Extracted records
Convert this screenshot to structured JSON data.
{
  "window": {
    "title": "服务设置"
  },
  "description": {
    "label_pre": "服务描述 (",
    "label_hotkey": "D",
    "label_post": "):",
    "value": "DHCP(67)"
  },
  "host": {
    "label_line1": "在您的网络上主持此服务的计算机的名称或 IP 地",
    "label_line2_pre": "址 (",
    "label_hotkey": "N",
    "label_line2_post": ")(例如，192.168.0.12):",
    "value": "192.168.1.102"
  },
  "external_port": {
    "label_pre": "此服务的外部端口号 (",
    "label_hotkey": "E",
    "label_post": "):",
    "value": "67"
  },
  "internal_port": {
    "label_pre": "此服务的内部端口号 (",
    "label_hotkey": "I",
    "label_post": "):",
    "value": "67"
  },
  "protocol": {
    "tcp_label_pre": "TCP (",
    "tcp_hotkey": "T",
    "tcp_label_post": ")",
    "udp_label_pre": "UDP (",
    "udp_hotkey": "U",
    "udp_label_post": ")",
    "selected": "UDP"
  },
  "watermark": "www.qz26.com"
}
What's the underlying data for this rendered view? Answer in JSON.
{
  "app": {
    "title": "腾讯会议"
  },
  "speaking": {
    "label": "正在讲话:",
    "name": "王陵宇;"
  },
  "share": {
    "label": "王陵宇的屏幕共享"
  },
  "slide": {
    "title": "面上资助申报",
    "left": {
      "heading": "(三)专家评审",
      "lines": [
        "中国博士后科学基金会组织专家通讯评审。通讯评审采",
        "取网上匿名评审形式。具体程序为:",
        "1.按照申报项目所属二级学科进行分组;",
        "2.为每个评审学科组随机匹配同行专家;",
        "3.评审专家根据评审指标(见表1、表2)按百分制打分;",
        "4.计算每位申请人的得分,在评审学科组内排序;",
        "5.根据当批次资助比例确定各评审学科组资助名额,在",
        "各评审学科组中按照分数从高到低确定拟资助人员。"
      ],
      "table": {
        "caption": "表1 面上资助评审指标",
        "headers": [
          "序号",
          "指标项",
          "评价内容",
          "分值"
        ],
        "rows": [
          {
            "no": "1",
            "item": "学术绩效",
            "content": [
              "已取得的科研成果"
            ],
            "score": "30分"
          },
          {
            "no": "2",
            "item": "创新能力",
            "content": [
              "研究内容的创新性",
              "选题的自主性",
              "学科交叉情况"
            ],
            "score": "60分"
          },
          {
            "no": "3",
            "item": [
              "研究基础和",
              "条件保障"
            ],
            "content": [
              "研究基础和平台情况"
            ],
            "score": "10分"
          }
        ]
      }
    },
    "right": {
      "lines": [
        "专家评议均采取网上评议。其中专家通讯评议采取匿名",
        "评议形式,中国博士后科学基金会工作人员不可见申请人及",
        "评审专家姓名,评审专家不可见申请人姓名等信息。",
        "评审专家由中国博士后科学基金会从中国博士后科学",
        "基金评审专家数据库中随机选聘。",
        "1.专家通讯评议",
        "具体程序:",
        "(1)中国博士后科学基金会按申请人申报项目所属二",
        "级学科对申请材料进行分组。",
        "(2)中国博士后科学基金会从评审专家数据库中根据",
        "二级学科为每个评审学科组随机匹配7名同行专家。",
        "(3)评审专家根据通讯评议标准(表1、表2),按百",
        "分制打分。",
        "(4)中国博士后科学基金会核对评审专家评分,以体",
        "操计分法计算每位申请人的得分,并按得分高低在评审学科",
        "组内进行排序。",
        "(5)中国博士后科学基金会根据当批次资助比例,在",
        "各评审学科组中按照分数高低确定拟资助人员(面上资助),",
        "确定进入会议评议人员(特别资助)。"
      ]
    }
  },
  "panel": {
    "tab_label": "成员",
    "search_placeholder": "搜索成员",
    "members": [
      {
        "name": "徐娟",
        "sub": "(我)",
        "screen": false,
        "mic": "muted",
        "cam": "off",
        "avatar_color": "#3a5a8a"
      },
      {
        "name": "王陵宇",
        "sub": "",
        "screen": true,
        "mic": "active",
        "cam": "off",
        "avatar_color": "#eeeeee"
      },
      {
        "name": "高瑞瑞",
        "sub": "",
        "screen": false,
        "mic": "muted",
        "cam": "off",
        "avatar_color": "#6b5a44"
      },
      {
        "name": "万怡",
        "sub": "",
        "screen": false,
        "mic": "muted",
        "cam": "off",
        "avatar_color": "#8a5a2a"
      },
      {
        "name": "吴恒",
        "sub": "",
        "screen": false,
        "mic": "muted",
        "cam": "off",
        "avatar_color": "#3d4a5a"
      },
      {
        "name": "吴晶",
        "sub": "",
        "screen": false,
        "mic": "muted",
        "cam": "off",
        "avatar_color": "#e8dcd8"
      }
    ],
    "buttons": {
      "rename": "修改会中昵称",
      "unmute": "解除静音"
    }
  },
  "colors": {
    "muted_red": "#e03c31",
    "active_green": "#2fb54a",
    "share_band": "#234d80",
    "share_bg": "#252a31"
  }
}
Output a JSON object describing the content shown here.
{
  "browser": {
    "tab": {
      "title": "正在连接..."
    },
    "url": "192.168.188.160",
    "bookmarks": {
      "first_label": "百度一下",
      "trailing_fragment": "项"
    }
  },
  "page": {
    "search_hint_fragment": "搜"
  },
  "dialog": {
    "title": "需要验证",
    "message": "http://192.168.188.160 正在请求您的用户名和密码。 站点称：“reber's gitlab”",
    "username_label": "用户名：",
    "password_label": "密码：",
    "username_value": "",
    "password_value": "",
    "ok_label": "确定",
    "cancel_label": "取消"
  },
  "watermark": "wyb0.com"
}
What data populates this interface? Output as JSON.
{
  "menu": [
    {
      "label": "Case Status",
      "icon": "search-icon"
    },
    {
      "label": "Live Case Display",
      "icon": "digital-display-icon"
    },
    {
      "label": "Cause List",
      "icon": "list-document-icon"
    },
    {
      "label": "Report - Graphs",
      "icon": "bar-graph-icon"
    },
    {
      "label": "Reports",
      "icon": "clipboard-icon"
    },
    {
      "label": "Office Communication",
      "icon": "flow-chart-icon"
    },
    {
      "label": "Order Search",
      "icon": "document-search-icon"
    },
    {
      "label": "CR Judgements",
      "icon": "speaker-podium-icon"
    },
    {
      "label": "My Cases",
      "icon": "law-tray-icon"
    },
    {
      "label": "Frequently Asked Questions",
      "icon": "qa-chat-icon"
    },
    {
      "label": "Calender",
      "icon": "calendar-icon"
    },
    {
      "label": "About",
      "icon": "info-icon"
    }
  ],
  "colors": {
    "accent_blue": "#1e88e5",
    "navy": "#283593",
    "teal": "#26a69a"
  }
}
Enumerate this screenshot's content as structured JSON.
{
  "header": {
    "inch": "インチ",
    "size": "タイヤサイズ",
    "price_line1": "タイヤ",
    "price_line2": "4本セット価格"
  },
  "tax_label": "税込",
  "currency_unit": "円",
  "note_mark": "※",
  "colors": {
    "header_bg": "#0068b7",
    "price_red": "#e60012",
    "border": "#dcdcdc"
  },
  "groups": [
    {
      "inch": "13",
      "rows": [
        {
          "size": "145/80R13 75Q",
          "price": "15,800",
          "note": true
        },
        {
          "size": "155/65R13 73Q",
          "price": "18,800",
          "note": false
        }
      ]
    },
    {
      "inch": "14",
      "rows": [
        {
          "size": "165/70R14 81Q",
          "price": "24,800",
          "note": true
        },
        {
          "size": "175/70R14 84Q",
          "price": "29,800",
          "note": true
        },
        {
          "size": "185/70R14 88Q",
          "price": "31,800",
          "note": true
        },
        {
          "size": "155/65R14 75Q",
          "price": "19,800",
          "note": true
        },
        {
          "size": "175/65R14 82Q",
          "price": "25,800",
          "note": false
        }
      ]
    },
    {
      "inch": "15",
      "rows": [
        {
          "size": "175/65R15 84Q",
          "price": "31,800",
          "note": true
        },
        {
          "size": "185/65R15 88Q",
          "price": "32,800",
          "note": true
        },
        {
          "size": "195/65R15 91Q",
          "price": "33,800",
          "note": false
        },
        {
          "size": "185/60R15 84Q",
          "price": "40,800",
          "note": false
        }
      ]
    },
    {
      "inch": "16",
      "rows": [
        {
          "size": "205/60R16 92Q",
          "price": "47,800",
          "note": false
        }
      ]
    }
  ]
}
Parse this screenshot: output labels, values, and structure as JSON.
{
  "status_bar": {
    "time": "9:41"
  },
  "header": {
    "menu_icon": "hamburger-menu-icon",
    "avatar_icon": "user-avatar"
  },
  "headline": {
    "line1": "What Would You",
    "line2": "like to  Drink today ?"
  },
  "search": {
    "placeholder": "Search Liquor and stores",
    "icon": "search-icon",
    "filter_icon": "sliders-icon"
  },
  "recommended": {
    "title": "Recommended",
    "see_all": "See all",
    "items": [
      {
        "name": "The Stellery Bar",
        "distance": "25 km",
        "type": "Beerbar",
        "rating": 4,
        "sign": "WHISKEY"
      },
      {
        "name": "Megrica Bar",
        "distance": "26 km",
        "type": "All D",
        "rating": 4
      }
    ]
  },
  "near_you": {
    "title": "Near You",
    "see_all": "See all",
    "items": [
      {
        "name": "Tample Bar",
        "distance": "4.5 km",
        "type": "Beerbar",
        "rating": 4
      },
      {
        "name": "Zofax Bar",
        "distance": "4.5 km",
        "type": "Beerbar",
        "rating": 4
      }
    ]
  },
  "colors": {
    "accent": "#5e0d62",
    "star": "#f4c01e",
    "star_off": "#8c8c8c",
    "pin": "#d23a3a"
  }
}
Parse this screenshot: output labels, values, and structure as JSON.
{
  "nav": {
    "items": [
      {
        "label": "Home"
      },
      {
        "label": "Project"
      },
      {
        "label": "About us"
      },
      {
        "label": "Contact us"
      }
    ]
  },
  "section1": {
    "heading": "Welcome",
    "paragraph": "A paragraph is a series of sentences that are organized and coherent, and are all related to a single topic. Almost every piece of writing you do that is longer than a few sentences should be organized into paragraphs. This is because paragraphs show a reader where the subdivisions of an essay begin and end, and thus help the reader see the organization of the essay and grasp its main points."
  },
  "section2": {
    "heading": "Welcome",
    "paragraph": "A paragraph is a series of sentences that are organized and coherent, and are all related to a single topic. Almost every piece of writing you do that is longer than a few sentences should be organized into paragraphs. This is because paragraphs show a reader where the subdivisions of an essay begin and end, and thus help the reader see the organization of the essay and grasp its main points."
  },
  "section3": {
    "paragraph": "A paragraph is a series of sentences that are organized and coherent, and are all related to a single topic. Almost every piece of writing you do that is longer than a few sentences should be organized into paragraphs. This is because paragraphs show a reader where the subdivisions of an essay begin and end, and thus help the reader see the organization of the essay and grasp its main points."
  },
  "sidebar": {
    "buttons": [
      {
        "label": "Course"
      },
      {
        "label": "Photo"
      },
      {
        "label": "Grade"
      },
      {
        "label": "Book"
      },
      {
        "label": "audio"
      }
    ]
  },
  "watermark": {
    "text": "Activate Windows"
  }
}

■ **Work required**: List every line from the entries above in which "JSON" appears.

■ **Exercise solution**:
Convert this screenshot to structured JSON data.
What's the underlying data for this rendered view? Answer in JSON.
Output a JSON object describing the content shown here.
What data populates this interface? Output as JSON.
Enumerate this screenshot's content as structured JSON.
Parse this screenshot: output labels, values, and structure as JSON.
Parse this screenshot: output labels, values, and structure as JSON.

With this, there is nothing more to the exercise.